Text excerpt:
>>

Palmersfirewood-- get a ladder. My forty foot aluminum werner and smaller ones are key for efficient, standard pruning.


----------



## jeffrockhall (Jan 22, 2006)

i went to arbormaster training, i think there web site is arbormaster.com
it was very informitive, htey teach all the old and new techniques in climbing, rigging and most of all teach safety. be safe dont get fast and sloppy and stay in your abilty it only takes one accident to change your life. try arbormasters they have classes all over the country.


----------



## Diesel JD (Jan 23, 2006)

A ladder may be helpful, but be very careful...from the stories I've seen here, pruning or doing any type of tree work ona ladder may be more dangerous than climbing...


----------



## mtvigilante (Jan 23, 2006)

*startup wish list*

i dont' have all this stuff, but use it every day at work:
*HELMET!!!, glasses, ear protection, chaps, first aid kit, fire extinguisher, etc
*2 ton farm or chip truck
*chipper (expensive, but way faster to load up truck)
*boots-i have whites linemans (10"), chippewa (8"-shanks suck for climbers), and a pair of sketchers hiker style steel toe shoes
*saddle -DONT BUY UNTIL YOU TRY MANY DIFFERENT ONES- comfort and fit are key
*climbers-for removals and that impossible junk cottonwood out back
*climbing rope-150' arbor-plex is inexpensive, and stiff, i love it. new england hi-vis is good too..for 40% more money though
*2 in 1 work positioning lanyard w/aluminum snaps (3 strand with prussic)
*rigging rope-dont use your climbing rope
*stihl 020 or 200t-echos belong on the shelf at home depot, and husky small saws suck for balance and power.
*husky 372 or equivilent and a hand blower with rakes and pitchfork for ground cleanup and firewood
*silky hayuchi pole saw-quick and easy way to pull hangers and reach 20' out
*silky zubat or similar hand saw-BEST FOR STARTING OUT! HELPS YOU CONCENTRATE ON TECHNIQUE FIRST
*misc rope snaps and carbiners
*the book
*insurance-hard to get unless you get more than 75% of your income from your business
*life insurance
*learn the prussic knot-better hold IMHO than the blake's hitch-
*get two lenghths of rope and practice knots till you are 18 and can legally climb trees for a living

if you had these things by the time you were 18, you could have them paid off and use all your knowledge that you gained during those years to go out and make some money.

<<

Task requirements: Print the stretch of the tree-work thread from "## mtvigilante (Jan" through "strand with prussic)". The material after this point stands apart from the tree-work thread.

[A few records]
>>

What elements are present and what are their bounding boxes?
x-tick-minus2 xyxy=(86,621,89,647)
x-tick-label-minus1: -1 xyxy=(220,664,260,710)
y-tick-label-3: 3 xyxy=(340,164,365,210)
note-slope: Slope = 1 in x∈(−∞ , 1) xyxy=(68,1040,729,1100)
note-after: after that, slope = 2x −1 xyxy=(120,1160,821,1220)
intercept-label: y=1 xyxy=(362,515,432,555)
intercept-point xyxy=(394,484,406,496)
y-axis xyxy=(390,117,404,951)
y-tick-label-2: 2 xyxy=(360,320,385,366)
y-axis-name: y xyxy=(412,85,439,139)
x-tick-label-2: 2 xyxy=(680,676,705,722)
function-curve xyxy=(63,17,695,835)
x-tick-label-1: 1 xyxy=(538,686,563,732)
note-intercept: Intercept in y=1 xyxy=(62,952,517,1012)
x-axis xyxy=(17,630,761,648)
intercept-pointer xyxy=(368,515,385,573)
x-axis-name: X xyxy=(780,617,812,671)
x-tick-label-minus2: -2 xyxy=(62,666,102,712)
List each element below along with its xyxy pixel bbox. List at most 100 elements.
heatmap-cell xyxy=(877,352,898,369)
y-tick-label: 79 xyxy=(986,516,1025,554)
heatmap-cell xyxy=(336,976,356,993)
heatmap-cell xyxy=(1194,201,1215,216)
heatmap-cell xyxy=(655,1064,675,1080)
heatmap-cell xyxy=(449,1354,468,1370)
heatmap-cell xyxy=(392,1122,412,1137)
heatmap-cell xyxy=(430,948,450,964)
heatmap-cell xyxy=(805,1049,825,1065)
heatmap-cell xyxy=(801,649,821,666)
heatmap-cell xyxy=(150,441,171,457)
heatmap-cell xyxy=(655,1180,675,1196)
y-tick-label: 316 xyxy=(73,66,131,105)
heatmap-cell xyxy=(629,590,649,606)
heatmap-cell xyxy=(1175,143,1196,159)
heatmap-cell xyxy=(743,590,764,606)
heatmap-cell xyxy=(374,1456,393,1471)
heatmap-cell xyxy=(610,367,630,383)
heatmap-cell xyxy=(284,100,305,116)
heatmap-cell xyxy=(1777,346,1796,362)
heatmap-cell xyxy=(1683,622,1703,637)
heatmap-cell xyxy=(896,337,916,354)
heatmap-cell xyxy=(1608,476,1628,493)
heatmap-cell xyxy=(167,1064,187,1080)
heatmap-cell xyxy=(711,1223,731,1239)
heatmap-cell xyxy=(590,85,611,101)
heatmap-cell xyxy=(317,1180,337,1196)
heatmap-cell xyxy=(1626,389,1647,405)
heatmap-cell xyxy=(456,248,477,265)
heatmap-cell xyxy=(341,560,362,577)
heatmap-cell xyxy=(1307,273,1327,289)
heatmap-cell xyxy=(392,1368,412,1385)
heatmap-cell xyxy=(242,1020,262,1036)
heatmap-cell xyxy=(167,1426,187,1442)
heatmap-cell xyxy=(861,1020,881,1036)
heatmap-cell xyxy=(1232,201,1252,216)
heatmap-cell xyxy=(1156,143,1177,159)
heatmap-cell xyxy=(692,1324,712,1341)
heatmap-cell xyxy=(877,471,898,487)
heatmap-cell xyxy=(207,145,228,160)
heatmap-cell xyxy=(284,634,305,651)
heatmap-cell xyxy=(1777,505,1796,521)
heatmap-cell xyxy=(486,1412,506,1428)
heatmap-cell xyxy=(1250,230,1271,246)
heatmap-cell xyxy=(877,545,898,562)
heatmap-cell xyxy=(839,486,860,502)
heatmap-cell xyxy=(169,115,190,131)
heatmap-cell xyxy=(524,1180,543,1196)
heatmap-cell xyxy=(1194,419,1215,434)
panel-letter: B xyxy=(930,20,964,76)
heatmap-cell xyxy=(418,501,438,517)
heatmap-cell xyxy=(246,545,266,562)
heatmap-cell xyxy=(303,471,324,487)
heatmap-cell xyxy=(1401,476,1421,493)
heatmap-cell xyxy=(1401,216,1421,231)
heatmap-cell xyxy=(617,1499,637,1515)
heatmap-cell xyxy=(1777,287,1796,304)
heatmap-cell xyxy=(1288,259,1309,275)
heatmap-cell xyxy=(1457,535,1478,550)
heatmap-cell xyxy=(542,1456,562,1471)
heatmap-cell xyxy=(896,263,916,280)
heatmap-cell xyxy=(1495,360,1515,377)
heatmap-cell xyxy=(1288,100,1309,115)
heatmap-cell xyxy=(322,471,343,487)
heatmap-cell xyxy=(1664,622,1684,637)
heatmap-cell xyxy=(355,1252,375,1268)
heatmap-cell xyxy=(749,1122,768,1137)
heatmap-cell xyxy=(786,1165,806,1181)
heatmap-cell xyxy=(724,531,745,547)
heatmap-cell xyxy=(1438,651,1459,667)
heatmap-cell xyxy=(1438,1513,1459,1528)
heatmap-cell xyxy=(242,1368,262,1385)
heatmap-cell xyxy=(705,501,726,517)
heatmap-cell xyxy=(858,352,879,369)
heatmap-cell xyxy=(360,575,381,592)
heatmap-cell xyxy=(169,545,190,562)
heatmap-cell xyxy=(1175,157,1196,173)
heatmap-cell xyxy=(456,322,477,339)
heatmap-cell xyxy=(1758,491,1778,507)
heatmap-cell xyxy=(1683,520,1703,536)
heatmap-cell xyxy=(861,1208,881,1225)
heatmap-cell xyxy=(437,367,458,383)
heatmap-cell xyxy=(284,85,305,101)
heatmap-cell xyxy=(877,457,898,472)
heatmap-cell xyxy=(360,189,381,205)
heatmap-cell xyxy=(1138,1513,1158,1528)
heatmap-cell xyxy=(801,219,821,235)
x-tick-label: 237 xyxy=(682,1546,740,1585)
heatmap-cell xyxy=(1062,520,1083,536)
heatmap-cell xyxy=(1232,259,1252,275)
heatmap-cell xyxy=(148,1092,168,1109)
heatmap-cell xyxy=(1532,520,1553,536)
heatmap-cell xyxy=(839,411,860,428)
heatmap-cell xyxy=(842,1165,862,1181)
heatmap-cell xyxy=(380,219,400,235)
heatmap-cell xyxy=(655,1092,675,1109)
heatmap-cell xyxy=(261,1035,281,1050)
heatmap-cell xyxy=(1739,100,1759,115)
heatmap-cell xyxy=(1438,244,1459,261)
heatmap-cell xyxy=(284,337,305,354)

<<

Exercise response:
## mtvigilante (Jan 23, 2006)

*startup wish list*

i dont' have all this stuff, but use it every day at work:
*HELMET!!!, glasses, ear protection, chaps, first aid kit, fire extinguisher, etc
*2 ton farm or chip truck
*chipper (expensive, but way faster to load up truck)
*boots-i have whites linemans (10"), chippewa (8"-shanks suck for climbers), and a pair of sketchers hiker style steel toe shoes
*saddle -DONT BUY UNTIL YOU TRY MANY DIFFERENT ONES- comfort and fit are key
*climbers-for removals and that impossible junk cottonwood out back
*climbing rope-150' arbor-plex is inexpensive, and stiff, i love it. new england hi-vis is good too..for 40% more money though
*2 in 1 work positioning lanyard w/aluminum snaps (3 strand with prussic)